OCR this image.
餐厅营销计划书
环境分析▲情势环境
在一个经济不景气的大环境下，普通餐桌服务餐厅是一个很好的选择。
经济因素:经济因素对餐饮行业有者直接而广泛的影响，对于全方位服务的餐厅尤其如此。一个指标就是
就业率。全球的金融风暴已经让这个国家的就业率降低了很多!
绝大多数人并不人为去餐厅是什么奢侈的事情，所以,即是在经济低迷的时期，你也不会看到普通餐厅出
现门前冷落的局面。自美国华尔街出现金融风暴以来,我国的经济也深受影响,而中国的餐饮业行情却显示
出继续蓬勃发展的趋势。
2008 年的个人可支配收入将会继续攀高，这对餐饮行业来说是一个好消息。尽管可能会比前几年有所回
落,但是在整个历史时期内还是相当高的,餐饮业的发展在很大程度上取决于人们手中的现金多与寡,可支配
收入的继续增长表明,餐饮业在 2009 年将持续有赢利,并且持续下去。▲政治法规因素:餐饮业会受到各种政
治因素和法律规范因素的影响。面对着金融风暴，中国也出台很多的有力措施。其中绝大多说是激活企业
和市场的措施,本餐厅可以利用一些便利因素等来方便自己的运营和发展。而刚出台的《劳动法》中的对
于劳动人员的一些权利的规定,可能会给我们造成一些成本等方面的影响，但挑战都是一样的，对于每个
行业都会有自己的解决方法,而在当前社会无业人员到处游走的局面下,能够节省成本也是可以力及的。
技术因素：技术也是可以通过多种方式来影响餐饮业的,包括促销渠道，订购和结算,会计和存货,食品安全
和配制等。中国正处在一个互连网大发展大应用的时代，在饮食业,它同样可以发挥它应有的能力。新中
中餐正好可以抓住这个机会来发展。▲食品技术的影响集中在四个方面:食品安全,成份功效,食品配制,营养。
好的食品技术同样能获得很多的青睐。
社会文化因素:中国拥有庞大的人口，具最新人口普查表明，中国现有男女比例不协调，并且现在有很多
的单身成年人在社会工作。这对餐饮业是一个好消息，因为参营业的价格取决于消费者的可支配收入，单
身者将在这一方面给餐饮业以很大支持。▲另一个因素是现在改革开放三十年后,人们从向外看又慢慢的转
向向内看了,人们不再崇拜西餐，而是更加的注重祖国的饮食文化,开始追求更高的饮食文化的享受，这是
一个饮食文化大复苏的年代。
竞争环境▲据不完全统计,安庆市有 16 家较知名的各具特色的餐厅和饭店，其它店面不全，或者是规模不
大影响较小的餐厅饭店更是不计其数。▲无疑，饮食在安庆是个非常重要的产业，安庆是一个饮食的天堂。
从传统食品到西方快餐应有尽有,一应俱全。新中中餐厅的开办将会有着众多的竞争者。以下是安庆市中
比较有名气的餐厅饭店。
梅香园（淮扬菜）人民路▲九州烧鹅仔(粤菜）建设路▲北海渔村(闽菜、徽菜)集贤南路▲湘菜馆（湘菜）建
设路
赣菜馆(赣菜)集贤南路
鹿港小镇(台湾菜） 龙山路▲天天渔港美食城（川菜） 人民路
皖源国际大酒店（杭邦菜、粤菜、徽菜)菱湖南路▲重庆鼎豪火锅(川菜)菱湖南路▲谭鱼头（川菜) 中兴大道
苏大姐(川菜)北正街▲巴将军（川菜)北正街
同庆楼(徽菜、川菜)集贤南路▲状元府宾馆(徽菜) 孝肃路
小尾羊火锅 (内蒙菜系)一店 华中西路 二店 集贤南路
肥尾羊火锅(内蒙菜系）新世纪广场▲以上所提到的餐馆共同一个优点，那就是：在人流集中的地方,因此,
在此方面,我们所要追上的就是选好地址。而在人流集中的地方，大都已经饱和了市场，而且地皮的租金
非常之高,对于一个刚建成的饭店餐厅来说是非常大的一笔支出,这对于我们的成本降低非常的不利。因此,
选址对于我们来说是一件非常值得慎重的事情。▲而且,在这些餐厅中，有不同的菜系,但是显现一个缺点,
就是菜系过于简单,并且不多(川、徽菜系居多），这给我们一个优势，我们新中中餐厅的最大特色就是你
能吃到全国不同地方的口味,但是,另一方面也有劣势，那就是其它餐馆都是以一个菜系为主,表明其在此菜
____________________
> Exercise
Retype the material in full. Each word must match.

> Correct response
OCR this image.
餐厅营销计划书
环境分析▲情势环境
在一个经济不景气的大环境下，普通餐桌服务餐厅是一个很好的选择。
经济因素:经济因素对餐饮行业有者直接而广泛的影响，对于全方位服务的餐厅尤其如此。一个指标就是
就业率。全球的金融风暴已经让这个国家的就业率降低了很多!
绝大多数人并不人为去餐厅是什么奢侈的事情，所以,即是在经济低迷的时期，你也不会看到普通餐厅出
现门前冷落的局面。自美国华尔街出现金融风暴以来,我国的经济也深受影响,而中国的餐饮业行情却显示
出继续蓬勃发展的趋势。
2008 年的个人可支配收入将会继续攀高，这对餐饮行业来说是一个好消息。尽管可能会比前几年有所回
落,但是在整个历史时期内还是相当高的,餐饮业的发展在很大程度上取决于人们手中的现金多与寡,可支配
收入的继续增长表明,餐饮业在 2009 年将持续有赢利,并且持续下去。▲政治法规因素:餐饮业会受到各种政
治因素和法律规范因素的影响。面对着金融风暴，中国也出台很多的有力措施。其中绝大多说是激活企业
和市场的措施,本餐厅可以利用一些便利因素等来方便自己的运营和发展。而刚出台的《劳动法》中的对
于劳动人员的一些权利的规定,可能会给我们造成一些成本等方面的影响，但挑战都是一样的，对于每个
行业都会有自己的解决方法,而在当前社会无业人员到处游走的局面下,能够节省成本也是可以力及的。
技术因素：技术也是可以通过多种方式来影响餐饮业的,包括促销渠道，订购和结算,会计和存货,食品安全
和配制等。中国正处在一个互连网大发展大应用的时代，在饮食业,它同样可以发挥它应有的能力。新中
中餐正好可以抓住这个机会来发展。▲食品技术的影响集中在四个方面:食品安全,成份功效,食品配制,营养。
好的食品技术同样能获得很多的青睐。
社会文化因素:中国拥有庞大的人口，具最新人口普查表明，中国现有男女比例不协调，并且现在有很多
的单身成年人在社会工作。这对餐饮业是一个好消息，因为参营业的价格取决于消费者的可支配收入，单
身者将在这一方面给餐饮业以很大支持。▲另一个因素是现在改革开放三十年后,人们从向外看又慢慢的转
向向内看了,人们不再崇拜西餐，而是更加的注重祖国的饮食文化,开始追求更高的饮食文化的享受，这是
一个饮食文化大复苏的年代。
竞争环境▲据不完全统计,安庆市有 16 家较知名的各具特色的餐厅和饭店，其它店面不全，或者是规模不
大影响较小的餐厅饭店更是不计其数。▲无疑，饮食在安庆是个非常重要的产业，安庆是一个饮食的天堂。
从传统食品到西方快餐应有尽有,一应俱全。新中中餐厅的开办将会有着众多的竞争者。以下是安庆市中
比较有名气的餐厅饭店。
梅香园（淮扬菜）人民路▲九州烧鹅仔(粤菜）建设路▲北海渔村(闽菜、徽菜)集贤南路▲湘菜馆（湘菜）建
设路
赣菜馆(赣菜)集贤南路
鹿港小镇(台湾菜） 龙山路▲天天渔港美食城（川菜） 人民路
皖源国际大酒店（杭邦菜、粤菜、徽菜)菱湖南路▲重庆鼎豪火锅(川菜)菱湖南路▲谭鱼头（川菜) 中兴大道
苏大姐(川菜)北正街▲巴将军（川菜)北正街
同庆楼(徽菜、川菜)集贤南路▲状元府宾馆(徽菜) 孝肃路
小尾羊火锅 (内蒙菜系)一店 华中西路 二店 集贤南路
肥尾羊火锅(内蒙菜系）新世纪广场▲以上所提到的餐馆共同一个优点，那就是：在人流集中的地方,因此,
在此方面,我们所要追上的就是选好地址。而在人流集中的地方，大都已经饱和了市场，而且地皮的租金
非常之高,对于一个刚建成的饭店餐厅来说是非常大的一笔支出,这对于我们的成本降低非常的不利。因此,
选址对于我们来说是一件非常值得慎重的事情。▲而且,在这些餐厅中，有不同的菜系,但是显现一个缺点,
就是菜系过于简单,并且不多(川、徽菜系居多），这给我们一个优势，我们新中中餐厅的最大特色就是你
能吃到全国不同地方的口味,但是,另一方面也有劣势，那就是其它餐馆都是以一个菜系为主,表明其在此菜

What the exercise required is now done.